### Data records

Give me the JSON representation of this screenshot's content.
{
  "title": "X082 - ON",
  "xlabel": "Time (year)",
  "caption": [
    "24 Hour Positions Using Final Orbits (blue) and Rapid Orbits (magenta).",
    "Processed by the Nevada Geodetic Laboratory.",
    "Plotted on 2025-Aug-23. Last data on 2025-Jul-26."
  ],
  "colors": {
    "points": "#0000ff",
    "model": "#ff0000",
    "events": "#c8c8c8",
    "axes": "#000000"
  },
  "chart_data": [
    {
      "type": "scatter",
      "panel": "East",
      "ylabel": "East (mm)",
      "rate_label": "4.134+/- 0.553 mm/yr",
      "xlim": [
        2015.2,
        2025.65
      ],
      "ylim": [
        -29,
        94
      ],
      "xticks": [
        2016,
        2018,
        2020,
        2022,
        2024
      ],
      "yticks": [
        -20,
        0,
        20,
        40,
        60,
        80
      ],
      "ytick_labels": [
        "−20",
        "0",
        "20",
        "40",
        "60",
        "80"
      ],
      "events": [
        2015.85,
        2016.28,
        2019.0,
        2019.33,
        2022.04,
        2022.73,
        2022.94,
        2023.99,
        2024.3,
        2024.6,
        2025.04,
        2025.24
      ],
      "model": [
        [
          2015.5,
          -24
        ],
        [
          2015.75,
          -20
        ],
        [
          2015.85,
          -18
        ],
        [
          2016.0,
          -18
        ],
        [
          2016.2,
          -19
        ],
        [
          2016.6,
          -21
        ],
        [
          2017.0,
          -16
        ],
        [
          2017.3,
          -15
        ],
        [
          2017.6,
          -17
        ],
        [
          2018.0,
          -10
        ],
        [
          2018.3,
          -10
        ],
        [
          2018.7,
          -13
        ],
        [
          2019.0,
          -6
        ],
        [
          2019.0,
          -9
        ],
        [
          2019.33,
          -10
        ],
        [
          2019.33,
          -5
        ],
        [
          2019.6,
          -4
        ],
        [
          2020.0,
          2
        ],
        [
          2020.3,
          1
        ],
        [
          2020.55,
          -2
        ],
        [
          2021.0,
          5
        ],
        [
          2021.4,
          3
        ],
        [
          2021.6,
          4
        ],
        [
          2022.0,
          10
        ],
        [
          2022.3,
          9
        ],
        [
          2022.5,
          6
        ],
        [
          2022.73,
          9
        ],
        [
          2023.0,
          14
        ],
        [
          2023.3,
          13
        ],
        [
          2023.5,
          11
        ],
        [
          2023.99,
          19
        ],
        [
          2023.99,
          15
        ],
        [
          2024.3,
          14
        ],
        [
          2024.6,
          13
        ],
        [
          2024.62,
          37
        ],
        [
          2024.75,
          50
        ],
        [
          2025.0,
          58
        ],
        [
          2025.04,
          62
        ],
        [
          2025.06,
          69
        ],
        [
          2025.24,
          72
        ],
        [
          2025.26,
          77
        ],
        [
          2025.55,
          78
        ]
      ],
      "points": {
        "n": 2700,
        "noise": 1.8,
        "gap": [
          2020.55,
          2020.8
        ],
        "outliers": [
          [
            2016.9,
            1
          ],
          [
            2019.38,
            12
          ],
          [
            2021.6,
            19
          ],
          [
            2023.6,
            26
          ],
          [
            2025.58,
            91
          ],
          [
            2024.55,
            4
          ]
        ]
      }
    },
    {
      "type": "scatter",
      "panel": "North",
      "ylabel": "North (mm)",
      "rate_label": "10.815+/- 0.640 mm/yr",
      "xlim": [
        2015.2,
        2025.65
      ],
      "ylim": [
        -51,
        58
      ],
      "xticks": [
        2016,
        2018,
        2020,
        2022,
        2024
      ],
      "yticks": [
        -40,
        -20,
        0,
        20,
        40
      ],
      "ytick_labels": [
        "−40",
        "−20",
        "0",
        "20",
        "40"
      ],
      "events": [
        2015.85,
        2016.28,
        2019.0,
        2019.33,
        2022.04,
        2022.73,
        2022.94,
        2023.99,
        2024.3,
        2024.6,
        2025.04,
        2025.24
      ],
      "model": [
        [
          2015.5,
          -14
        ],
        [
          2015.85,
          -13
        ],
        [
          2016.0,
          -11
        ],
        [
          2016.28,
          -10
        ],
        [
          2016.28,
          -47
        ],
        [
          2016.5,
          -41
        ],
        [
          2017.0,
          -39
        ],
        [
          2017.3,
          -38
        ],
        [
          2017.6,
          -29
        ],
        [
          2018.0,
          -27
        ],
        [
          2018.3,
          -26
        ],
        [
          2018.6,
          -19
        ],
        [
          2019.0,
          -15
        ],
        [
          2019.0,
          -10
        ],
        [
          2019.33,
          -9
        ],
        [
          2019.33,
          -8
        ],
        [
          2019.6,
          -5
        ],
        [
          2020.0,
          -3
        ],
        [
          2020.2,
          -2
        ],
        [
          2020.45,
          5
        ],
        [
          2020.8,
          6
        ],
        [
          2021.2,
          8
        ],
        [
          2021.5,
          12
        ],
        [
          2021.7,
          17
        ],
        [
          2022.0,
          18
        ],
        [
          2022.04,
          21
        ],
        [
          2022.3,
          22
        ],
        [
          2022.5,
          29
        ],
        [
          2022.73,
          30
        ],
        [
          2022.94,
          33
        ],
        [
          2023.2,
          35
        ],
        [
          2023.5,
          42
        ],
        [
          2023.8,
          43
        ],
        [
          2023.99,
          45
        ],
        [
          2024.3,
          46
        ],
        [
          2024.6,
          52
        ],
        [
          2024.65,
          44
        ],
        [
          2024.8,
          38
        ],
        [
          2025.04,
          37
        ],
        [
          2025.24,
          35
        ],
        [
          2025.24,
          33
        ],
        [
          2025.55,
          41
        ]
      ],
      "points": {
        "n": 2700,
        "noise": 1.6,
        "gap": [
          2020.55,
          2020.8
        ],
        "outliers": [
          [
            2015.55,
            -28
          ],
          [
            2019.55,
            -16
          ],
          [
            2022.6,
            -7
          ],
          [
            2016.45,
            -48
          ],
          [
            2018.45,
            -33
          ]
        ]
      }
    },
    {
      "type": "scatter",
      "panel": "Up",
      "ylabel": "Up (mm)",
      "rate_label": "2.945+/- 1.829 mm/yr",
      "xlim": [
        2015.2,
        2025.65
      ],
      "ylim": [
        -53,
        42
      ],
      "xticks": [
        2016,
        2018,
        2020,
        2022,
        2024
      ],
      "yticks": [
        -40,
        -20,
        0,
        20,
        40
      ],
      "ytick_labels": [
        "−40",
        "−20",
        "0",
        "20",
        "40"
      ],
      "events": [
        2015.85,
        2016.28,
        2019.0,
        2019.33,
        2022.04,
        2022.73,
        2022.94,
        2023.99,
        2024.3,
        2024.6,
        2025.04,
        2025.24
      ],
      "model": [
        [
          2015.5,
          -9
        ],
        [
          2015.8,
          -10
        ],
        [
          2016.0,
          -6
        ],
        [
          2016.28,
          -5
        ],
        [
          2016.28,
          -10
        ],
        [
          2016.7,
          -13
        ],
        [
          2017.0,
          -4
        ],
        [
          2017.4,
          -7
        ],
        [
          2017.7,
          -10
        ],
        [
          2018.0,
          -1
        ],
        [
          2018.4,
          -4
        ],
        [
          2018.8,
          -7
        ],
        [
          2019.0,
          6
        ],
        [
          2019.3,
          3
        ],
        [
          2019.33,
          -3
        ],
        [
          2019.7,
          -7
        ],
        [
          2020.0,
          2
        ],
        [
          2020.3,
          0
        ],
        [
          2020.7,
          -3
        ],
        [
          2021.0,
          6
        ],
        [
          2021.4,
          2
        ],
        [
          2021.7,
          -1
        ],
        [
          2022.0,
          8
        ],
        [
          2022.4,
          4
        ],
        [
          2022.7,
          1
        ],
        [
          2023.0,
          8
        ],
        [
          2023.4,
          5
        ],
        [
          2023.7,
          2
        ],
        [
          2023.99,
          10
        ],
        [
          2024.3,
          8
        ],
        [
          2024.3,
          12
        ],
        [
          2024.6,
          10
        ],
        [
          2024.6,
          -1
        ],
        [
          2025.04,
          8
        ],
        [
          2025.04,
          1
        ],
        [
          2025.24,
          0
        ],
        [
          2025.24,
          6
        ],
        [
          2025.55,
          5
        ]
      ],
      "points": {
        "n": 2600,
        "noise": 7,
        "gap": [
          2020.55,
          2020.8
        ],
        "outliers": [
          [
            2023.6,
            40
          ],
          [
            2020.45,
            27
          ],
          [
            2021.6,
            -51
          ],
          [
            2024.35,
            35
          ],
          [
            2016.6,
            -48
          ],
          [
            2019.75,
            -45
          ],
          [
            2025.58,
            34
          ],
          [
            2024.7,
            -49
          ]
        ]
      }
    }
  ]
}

######

- What is being asked:
Copy out every line of the material above that mentions the word "ylabel".

- Worked solution:
      "ylabel": "East (mm)",
      "ylabel": "North (mm)",
      "ylabel": "Up (mm)",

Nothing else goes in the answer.